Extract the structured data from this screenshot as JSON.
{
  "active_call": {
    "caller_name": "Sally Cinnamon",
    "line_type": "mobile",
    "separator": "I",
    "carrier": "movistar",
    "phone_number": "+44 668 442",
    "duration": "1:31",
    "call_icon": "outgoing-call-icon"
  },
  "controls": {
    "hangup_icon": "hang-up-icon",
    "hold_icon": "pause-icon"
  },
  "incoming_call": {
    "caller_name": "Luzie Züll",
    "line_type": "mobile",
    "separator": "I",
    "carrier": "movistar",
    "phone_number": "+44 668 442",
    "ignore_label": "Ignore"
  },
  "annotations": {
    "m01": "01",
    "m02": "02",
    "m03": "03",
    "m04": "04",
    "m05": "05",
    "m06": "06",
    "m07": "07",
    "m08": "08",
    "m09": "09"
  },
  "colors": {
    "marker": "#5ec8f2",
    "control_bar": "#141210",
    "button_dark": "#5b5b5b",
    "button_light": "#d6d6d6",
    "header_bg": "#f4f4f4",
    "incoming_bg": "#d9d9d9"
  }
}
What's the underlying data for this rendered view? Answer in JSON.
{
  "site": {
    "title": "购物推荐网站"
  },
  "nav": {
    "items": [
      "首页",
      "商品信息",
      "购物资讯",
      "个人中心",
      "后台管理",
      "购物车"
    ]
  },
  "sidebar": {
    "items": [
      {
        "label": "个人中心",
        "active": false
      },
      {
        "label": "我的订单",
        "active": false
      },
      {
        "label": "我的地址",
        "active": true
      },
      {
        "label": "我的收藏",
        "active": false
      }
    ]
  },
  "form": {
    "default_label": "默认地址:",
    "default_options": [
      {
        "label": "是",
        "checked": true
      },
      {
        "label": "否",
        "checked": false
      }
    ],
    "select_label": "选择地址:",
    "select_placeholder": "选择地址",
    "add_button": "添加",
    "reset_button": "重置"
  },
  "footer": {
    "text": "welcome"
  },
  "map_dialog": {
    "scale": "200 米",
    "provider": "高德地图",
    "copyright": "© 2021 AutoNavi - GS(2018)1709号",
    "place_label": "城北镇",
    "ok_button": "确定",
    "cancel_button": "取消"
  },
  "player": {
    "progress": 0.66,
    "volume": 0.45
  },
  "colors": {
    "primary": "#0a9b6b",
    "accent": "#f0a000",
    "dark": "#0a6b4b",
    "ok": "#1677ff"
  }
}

━━━━━━━━━━━━━━━━

- **INSTRUCTION**
Copy every line exactly. Leave nothing out.

- **SOLUTION TO THIS EXERCISE**
Extract the structured data from this screenshot as JSON.
{
  "active_call": {
    "caller_name": "Sally Cinnamon",
    "line_type": "mobile",
    "separator": "I",
    "carrier": "movistar",
    "phone_number": "+44 668 442",
    "duration": "1:31",
    "call_icon": "outgoing-call-icon"
  },
  "controls": {
    "hangup_icon": "hang-up-icon",
    "hold_icon": "pause-icon"
  },
  "incoming_call": {
    "caller_name": "Luzie Züll",
    "line_type": "mobile",
    "separator": "I",
    "carrier": "movistar",
    "phone_number": "+44 668 442",
    "ignore_label": "Ignore"
  },
  "annotations": {
    "m01": "01",
    "m02": "02",
    "m03": "03",
    "m04": "04",
    "m05": "05",
    "m06": "06",
    "m07": "07",
    "m08": "08",
    "m09": "09"
  },
  "colors": {
    "marker": "#5ec8f2",
    "control_bar": "#141210",
    "button_dark": "#5b5b5b",
    "button_light": "#d6d6d6",
    "header_bg": "#f4f4f4",
    "incoming_bg": "#d9d9d9"
  }
}
What's the underlying data for this rendered view? Answer in JSON.
{
  "site": {
    "title": "购物推荐网站"
  },
  "nav": {
    "items": [
      "首页",
      "商品信息",
      "购物资讯",
      "个人中心",
      "后台管理",
      "购物车"
    ]
  },
  "sidebar": {
    "items": [
      {
        "label": "个人中心",
        "active": false
      },
      {
        "label": "我的订单",
        "active": false
      },
      {
        "label": "我的地址",
        "active": true
      },
      {
        "label": "我的收藏",
        "active": false
      }
    ]
  },
  "form": {
    "default_label": "默认地址:",
    "default_options": [
      {
        "label": "是",
        "checked": true
      },
      {
        "label": "否",
        "checked": false
      }
    ],
    "select_label": "选择地址:",
    "select_placeholder": "选择地址",
    "add_button": "添加",
    "reset_button": "重置"
  },
  "footer": {
    "text": "welcome"
  },
  "map_dialog": {
    "scale": "200 米",
    "provider": "高德地图",
    "copyright": "© 2021 AutoNavi - GS(2018)1709号",
    "place_label": "城北镇",
    "ok_button": "确定",
    "cancel_button": "取消"
  },
  "player": {
    "progress": 0.66,
    "volume": 0.45
  },
  "colors": {
    "primary": "#0a9b6b",
    "accent": "#f0a000",
    "dark": "#0a6b4b",
    "ok": "#1677ff"
  }
}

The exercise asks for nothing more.